>> BEGIN

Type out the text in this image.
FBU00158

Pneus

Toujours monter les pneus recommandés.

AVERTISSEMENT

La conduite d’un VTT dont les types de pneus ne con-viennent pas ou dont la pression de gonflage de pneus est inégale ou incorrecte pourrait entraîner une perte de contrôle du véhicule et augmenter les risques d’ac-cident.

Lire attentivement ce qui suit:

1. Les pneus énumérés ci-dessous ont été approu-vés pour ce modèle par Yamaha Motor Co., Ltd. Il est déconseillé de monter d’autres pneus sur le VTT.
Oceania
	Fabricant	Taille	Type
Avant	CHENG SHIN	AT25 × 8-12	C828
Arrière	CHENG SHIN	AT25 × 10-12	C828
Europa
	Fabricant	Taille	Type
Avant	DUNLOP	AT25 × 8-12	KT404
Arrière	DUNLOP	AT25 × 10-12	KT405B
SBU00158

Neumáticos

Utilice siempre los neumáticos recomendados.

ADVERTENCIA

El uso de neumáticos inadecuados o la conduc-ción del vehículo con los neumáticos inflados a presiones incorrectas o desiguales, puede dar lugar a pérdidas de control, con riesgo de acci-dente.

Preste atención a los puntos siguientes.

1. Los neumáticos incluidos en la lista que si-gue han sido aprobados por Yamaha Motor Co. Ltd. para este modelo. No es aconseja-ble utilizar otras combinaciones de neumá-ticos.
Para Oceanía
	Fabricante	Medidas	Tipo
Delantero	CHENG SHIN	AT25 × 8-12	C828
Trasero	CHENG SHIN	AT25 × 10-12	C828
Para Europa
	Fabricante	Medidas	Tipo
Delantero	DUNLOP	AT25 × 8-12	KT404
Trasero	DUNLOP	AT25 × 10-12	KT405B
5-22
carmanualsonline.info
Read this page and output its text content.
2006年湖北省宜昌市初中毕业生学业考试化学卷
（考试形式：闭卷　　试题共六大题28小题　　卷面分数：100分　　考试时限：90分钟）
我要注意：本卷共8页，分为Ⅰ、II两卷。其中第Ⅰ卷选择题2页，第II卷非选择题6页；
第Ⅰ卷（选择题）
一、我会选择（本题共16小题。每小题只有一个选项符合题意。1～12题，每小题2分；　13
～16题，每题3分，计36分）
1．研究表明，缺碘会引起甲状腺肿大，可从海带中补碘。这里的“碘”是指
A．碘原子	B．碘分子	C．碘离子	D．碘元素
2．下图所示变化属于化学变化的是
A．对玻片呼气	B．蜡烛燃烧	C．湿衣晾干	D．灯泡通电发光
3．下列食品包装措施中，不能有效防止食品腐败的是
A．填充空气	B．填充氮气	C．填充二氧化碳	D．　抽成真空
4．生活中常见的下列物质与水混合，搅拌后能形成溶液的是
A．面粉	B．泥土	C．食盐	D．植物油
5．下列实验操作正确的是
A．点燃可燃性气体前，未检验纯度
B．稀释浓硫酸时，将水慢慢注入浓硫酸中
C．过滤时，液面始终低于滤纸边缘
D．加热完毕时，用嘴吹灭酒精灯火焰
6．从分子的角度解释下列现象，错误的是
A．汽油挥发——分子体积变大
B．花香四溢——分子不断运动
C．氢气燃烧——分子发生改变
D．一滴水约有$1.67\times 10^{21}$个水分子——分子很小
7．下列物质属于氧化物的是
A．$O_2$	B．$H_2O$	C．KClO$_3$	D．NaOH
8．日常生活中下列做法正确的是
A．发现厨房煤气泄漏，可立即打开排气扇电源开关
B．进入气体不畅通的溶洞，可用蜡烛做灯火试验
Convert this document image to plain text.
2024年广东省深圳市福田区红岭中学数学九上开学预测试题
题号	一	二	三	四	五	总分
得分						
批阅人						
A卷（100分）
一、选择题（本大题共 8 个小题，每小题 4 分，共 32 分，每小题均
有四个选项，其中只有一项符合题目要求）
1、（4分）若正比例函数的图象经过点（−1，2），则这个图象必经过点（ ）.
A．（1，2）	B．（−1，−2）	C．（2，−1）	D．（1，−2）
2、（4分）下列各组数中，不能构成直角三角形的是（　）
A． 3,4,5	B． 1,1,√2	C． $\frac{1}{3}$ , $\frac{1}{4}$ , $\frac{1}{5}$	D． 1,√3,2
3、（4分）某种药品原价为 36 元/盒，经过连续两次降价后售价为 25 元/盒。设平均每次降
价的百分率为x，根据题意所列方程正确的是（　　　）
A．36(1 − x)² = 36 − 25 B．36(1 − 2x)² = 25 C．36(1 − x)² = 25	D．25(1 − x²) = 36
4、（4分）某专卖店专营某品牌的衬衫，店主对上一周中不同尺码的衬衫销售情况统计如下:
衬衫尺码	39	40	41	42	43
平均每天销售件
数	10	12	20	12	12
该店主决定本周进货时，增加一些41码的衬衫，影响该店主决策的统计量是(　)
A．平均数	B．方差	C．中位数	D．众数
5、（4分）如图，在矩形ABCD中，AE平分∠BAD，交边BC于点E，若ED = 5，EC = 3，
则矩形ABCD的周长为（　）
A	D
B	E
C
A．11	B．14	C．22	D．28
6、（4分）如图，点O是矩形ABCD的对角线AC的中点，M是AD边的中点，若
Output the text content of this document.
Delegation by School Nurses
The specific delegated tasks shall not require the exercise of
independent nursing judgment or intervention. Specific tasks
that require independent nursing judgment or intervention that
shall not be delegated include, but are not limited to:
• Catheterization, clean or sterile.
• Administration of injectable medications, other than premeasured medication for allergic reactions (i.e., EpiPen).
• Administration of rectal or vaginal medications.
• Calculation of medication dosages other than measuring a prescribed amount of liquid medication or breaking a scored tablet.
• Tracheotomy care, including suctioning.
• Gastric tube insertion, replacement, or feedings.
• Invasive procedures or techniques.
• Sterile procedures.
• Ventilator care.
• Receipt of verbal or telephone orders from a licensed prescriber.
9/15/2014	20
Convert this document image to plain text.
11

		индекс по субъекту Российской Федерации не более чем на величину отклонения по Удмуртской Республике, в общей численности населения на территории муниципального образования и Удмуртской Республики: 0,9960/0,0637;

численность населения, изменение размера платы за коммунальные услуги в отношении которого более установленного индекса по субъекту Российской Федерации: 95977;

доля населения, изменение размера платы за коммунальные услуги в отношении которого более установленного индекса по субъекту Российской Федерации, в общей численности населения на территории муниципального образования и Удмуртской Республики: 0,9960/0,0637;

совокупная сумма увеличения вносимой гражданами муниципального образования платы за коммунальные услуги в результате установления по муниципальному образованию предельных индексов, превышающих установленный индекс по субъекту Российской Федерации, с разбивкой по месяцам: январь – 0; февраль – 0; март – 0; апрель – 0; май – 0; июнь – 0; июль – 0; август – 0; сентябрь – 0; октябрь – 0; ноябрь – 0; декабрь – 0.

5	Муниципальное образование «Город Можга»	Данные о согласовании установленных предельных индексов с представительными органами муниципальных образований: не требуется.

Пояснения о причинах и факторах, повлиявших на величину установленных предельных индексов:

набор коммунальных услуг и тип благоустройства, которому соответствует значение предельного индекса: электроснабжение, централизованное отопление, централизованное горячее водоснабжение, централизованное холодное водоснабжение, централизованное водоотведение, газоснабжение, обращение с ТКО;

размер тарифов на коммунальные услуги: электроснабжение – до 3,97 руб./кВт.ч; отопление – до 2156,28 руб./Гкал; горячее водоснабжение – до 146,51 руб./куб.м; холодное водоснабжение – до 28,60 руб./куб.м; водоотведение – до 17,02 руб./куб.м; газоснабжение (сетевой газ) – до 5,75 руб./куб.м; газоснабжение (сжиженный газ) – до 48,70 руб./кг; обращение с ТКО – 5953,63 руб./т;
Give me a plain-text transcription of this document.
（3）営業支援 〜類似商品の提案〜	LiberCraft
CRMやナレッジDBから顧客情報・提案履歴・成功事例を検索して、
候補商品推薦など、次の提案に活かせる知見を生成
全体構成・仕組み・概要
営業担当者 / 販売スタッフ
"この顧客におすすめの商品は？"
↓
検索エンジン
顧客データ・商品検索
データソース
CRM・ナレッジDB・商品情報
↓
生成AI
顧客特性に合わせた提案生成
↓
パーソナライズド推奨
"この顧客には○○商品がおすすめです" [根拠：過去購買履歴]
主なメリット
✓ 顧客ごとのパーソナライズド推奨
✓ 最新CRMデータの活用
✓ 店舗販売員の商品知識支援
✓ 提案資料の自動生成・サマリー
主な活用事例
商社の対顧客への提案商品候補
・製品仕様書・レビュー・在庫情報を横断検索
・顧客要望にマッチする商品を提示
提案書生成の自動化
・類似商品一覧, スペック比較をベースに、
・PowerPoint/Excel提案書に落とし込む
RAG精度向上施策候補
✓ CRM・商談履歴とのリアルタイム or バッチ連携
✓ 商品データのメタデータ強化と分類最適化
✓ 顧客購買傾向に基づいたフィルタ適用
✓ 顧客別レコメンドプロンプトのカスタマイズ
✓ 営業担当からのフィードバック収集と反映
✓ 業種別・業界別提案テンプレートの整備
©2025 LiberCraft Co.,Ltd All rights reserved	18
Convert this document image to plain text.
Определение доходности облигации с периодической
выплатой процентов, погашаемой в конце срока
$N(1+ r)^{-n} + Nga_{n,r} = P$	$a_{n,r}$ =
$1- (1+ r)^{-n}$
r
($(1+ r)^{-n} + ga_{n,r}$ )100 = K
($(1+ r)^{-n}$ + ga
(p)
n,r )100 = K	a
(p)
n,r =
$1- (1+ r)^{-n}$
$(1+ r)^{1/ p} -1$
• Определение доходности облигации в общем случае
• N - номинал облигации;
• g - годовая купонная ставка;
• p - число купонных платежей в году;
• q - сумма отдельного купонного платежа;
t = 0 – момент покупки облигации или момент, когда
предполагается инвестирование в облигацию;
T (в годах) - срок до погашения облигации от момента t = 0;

>> END

-- EXERCISE DIRECTIONS --
Gather every line containing the word "require" and copy it.

-- WRITTEN RESPONSE --
The specific delegated tasks shall not require the exercise of
that require independent nursing judgment or intervention that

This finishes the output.